* Written task *
Extract each line where the string "Countries" shows up.
★ ★ ★
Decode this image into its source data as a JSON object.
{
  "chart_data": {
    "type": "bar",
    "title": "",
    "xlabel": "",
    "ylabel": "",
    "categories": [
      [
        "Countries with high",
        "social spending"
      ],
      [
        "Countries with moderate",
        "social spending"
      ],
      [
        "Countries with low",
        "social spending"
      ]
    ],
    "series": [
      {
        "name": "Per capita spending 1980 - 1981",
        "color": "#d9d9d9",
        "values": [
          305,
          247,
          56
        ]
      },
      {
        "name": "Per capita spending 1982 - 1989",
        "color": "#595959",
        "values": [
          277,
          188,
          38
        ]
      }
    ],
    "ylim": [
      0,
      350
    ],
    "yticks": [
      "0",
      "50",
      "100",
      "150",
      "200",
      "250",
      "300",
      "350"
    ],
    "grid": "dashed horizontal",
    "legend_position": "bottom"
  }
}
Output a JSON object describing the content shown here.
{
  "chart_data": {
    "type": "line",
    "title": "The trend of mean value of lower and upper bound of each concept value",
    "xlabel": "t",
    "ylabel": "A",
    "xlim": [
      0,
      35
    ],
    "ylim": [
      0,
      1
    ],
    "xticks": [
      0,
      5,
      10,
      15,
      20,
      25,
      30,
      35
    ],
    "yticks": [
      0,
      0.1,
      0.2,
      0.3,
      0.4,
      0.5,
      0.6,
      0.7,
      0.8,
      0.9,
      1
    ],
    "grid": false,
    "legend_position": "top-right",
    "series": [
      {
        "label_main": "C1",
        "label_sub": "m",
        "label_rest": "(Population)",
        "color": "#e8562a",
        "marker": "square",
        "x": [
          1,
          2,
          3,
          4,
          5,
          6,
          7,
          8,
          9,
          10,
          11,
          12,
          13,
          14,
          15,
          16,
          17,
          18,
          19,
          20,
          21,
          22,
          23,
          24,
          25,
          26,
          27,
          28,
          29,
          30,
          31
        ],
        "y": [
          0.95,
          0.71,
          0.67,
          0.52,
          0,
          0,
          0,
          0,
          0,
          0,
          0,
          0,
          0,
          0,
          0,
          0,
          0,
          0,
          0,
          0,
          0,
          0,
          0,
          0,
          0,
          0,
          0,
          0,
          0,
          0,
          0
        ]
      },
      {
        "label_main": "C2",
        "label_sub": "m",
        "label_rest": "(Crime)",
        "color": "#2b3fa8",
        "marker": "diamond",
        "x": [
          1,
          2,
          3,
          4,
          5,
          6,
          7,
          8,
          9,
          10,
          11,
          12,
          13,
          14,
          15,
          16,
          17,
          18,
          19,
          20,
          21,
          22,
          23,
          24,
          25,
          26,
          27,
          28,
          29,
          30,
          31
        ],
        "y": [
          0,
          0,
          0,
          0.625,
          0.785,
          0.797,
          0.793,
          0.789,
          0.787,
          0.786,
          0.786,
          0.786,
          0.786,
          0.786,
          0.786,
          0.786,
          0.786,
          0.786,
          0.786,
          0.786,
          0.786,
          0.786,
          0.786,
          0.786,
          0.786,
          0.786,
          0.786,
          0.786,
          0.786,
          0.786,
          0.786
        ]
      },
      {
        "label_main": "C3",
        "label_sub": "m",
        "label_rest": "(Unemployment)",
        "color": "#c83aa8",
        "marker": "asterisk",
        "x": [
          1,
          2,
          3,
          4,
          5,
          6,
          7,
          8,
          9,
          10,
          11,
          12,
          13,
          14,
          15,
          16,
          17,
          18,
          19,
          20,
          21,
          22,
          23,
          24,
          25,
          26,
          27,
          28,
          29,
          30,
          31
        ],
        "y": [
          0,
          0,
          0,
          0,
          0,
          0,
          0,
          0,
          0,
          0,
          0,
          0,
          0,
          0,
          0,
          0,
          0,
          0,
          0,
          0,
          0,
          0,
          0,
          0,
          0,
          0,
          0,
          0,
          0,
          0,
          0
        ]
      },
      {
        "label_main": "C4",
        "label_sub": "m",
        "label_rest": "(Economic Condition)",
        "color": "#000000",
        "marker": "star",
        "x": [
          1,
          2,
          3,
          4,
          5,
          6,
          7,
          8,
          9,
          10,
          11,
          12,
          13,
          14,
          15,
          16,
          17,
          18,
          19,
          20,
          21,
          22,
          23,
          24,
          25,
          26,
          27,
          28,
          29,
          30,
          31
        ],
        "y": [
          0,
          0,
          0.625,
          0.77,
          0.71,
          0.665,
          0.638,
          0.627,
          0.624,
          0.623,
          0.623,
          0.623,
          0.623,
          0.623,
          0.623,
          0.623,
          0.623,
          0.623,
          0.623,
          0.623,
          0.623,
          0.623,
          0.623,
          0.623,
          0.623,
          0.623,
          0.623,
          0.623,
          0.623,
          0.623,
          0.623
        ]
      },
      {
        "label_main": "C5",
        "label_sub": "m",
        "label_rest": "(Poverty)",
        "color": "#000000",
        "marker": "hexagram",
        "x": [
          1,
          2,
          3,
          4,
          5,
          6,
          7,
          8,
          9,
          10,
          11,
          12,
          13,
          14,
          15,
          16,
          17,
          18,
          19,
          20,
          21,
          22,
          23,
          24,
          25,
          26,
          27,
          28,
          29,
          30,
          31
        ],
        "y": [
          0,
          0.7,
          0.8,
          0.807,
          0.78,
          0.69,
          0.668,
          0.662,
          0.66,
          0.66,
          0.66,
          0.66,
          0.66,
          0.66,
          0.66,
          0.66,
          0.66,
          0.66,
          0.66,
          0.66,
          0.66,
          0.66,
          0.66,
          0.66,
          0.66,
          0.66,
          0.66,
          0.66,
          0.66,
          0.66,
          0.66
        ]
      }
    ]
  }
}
★ ★ ★
* Task result *
        "Countries with high",
        "Countries with moderate",
        "Countries with low",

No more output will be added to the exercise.